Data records
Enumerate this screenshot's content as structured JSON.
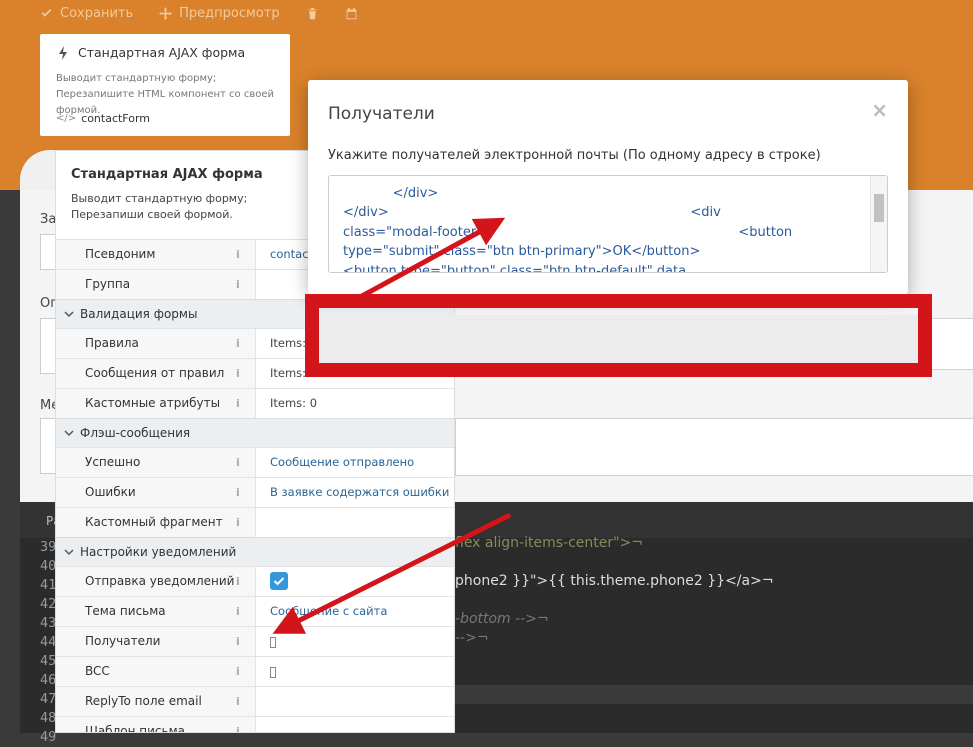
{
  "toolbar": {
    "save_label": "Сохранить",
    "preview_label": "Предпросмотр"
  },
  "component": {
    "title": "Стандартная AJAX форма",
    "description": "Выводит стандартную форму; Перезапишите HTML компонент со своей формой.",
    "alias": "contactForm"
  },
  "inspector": {
    "title": "Стандартная AJAX форма",
    "description": "Выводит стандартную форму; Перезапиши своей формой.",
    "rows": [
      {
        "type": "prop",
        "name": "Псевдоним",
        "value": "contact"
      },
      {
        "type": "prop",
        "name": "Группа",
        "value": ""
      },
      {
        "type": "group",
        "name": "Валидация формы"
      },
      {
        "type": "prop",
        "name": "Правила",
        "value": "Items:",
        "dark": true
      },
      {
        "type": "prop",
        "name": "Сообщения от правил",
        "value": "Items:",
        "dark": true
      },
      {
        "type": "prop",
        "name": "Кастомные атрибуты",
        "value": "Items: 0",
        "dark": true
      },
      {
        "type": "group",
        "name": "Флэш-сообщения"
      },
      {
        "type": "prop",
        "name": "Успешно",
        "value": "Сообщение отправлено"
      },
      {
        "type": "prop",
        "name": "Ошибки",
        "value": "В заявке содержатся ошибки"
      },
      {
        "type": "prop",
        "name": "Кастомный фрагмент",
        "value": ""
      },
      {
        "type": "group",
        "name": "Настройки уведомлений"
      },
      {
        "type": "prop",
        "name": "Отправка уведомлений",
        "value": "",
        "checkbox": true
      },
      {
        "type": "prop",
        "name": "Тема письма",
        "value": "Сообщение с сайта"
      },
      {
        "type": "prop",
        "name": "Получатели",
        "value": "",
        "square": true
      },
      {
        "type": "prop",
        "name": "BCC",
        "value": "",
        "square": true
      },
      {
        "type": "prop",
        "name": "ReplyTo поле email",
        "value": ""
      },
      {
        "type": "prop",
        "name": "Шаблон письма",
        "value": ""
      }
    ]
  },
  "modal": {
    "title": "Получатели",
    "close": "×",
    "label": "Укажите получателей электронной почты (По одному адресу в строке)",
    "textarea_lines": [
      "            </div>",
      "</div>                                                                         <div",
      "class=\"modal-footer\"                                                              <button",
      "type=\"submit\" class=\"btn btn-primary\">OK</button>",
      "<button type=\"button\" class=\"btn btn-default\" data"
    ]
  },
  "background_labels": [
    "За",
    "Оп",
    "Ме"
  ],
  "editor": {
    "header": "Ра",
    "line_numbers": [
      "39",
      "40",
      "41",
      "42",
      "43",
      "44",
      "45",
      "46",
      "47",
      "48",
      "49"
    ],
    "code_lines": [
      {
        "line": 0,
        "text": "flex align-items-center\">¬"
      },
      {
        "line": 2,
        "text": "phone2 }}\">{{ this.theme.phone2 }}</a>¬"
      },
      {
        "line": 4,
        "text": "-bottom -->¬"
      },
      {
        "line": 5,
        "text": "-->¬"
      }
    ]
  }
}
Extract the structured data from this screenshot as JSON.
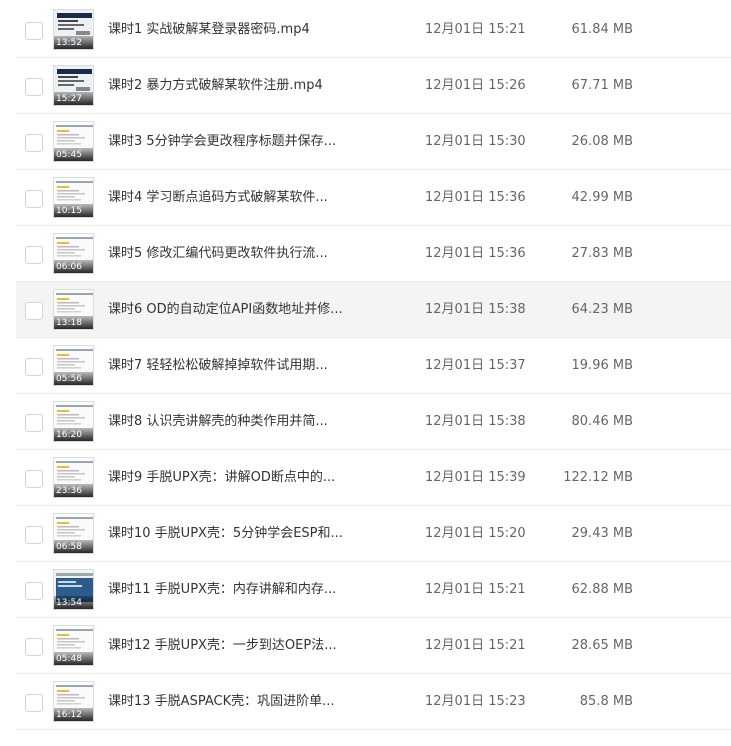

• **GIVEN INSTRUCTION**:
Review the material and copy each line in which the word "письма" appears.

• **RESPONSE TO THIS TASK**:
        "name": "Тема письма",
        "name": "Шаблон письма",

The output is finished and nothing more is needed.